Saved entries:
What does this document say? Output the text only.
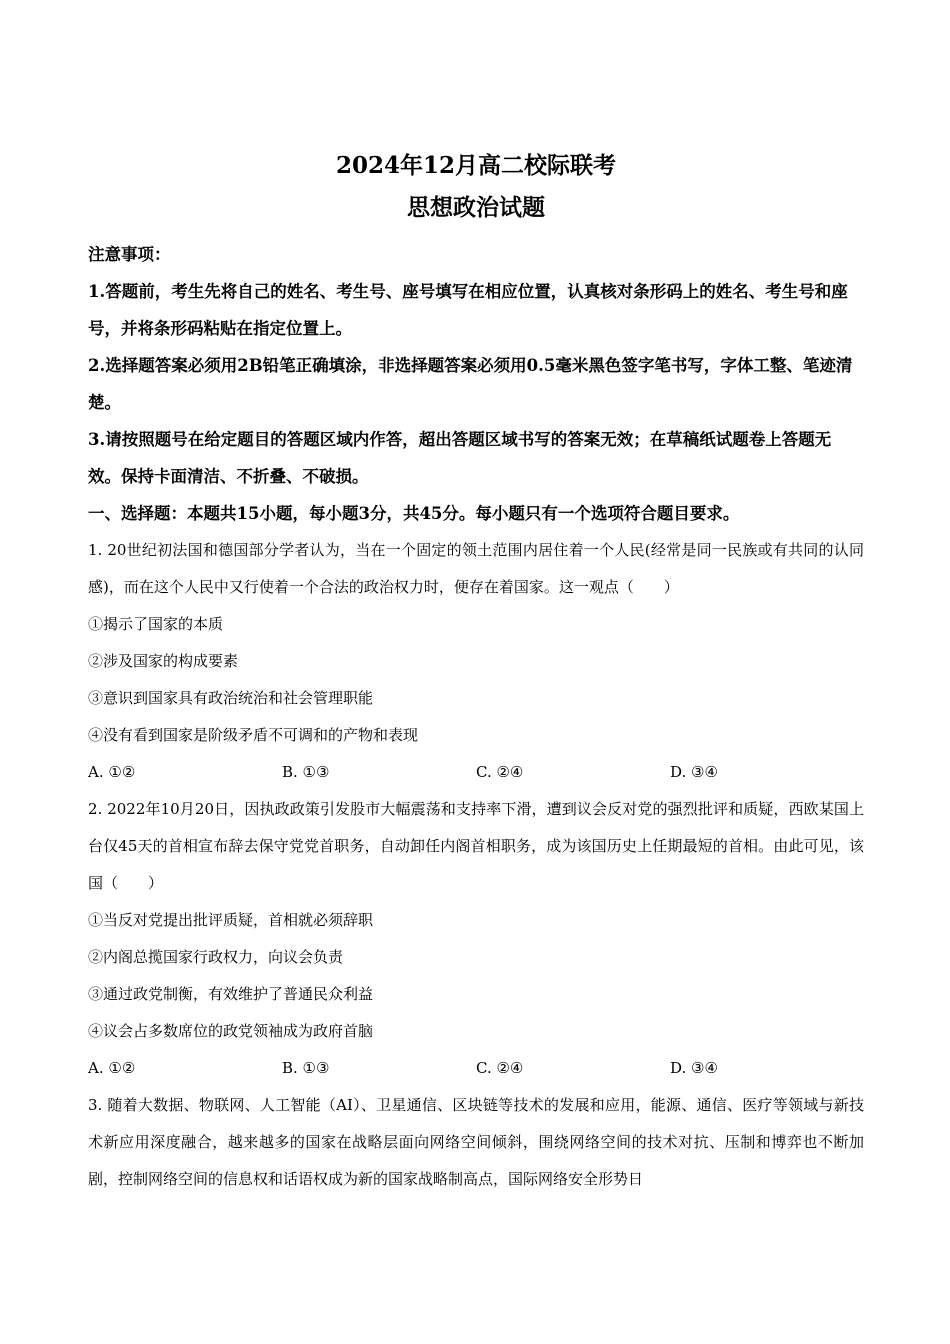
2024年12月高二校际联考
思想政治试题

注意事项：

1.答题前，考生先将自己的姓名、考生号、座号填写在相应位置，认真核对条形码上的姓名、考生号和座号，并将条形码粘贴在指定位置上。

2.选择题答案必须用2B铅笔正确填涂，非选择题答案必须用0.5毫米黑色签字笔书写，字体工整、笔迹清楚。

3.请按照题号在给定题目的答题区域内作答，超出答题区域书写的答案无效；在草稿纸试题卷上答题无效。保持卡面清洁、不折叠、不破损。

一、选择题：本题共15小题，每小题3分，共45分。每小题只有一个选项符合题目要求。

1. 20世纪初法国和德国部分学者认为，当在一个固定的领土范围内居住着一个人民(经常是同一民族或有共同的认同感)，而在这个人民中又行使着一个合法的政治权力时，便存在着国家。这一观点（　　）

①揭示了国家的本质

②涉及国家的构成要素

③意识到国家具有政治统治和社会管理职能

④没有看到国家是阶级矛盾不可调和的产物和表现

A. ①②	B. ①③	C. ②④	D. ③④

2. 2022年10月20日，因执政政策引发股市大幅震荡和支持率下滑，遭到议会反对党的强烈批评和质疑，西欧某国上台仅45天的首相宣布辞去保守党党首职务，自动卸任内阁首相职务，成为该国历史上任期最短的首相。由此可见，该国（　　）

①当反对党提出批评质疑，首相就必须辞职

②内阁总揽国家行政权力，向议会负责

③通过政党制衡，有效维护了普通民众利益

④议会占多数席位的政党领袖成为政府首脑

A. ①②	B. ①③	C. ②④	D. ③④

3. 随着大数据、物联网、人工智能（AI）、卫星通信、区块链等技术的发展和应用，能源、通信、医疗等领域与新技术新应用深度融合，越来越多的国家在战略层面向网络空间倾斜，围绕网络空间的技术对抗、压制和博弈也不断加剧，控制网络空间的信息权和话语权成为新的国家战略制高点，国际网络安全形势日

▶ _Exercise details_: Reproduce the full material exactly, excluding the pictures.

▶ _Full output_:
What does this document say? Output the text only.
2024年12月高二校际联考
思想政治试题

注意事项：

1.答题前，考生先将自己的姓名、考生号、座号填写在相应位置，认真核对条形码上的姓名、考生号和座号，并将条形码粘贴在指定位置上。

2.选择题答案必须用2B铅笔正确填涂，非选择题答案必须用0.5毫米黑色签字笔书写，字体工整、笔迹清楚。

3.请按照题号在给定题目的答题区域内作答，超出答题区域书写的答案无效；在草稿纸试题卷上答题无效。保持卡面清洁、不折叠、不破损。

一、选择题：本题共15小题，每小题3分，共45分。每小题只有一个选项符合题目要求。

1. 20世纪初法国和德国部分学者认为，当在一个固定的领土范围内居住着一个人民(经常是同一民族或有共同的认同感)，而在这个人民中又行使着一个合法的政治权力时，便存在着国家。这一观点（　　）

①揭示了国家的本质

②涉及国家的构成要素

③意识到国家具有政治统治和社会管理职能

④没有看到国家是阶级矛盾不可调和的产物和表现

A. ①②	B. ①③	C. ②④	D. ③④

2. 2022年10月20日，因执政政策引发股市大幅震荡和支持率下滑，遭到议会反对党的强烈批评和质疑，西欧某国上台仅45天的首相宣布辞去保守党党首职务，自动卸任内阁首相职务，成为该国历史上任期最短的首相。由此可见，该国（　　）

①当反对党提出批评质疑，首相就必须辞职

②内阁总揽国家行政权力，向议会负责

③通过政党制衡，有效维护了普通民众利益

④议会占多数席位的政党领袖成为政府首脑

A. ①②	B. ①③	C. ②④	D. ③④

3. 随着大数据、物联网、人工智能（AI）、卫星通信、区块链等技术的发展和应用，能源、通信、医疗等领域与新技术新应用深度融合，越来越多的国家在战略层面向网络空间倾斜，围绕网络空间的技术对抗、压制和博弈也不断加剧，控制网络空间的信息权和话语权成为新的国家战略制高点，国际网络安全形势日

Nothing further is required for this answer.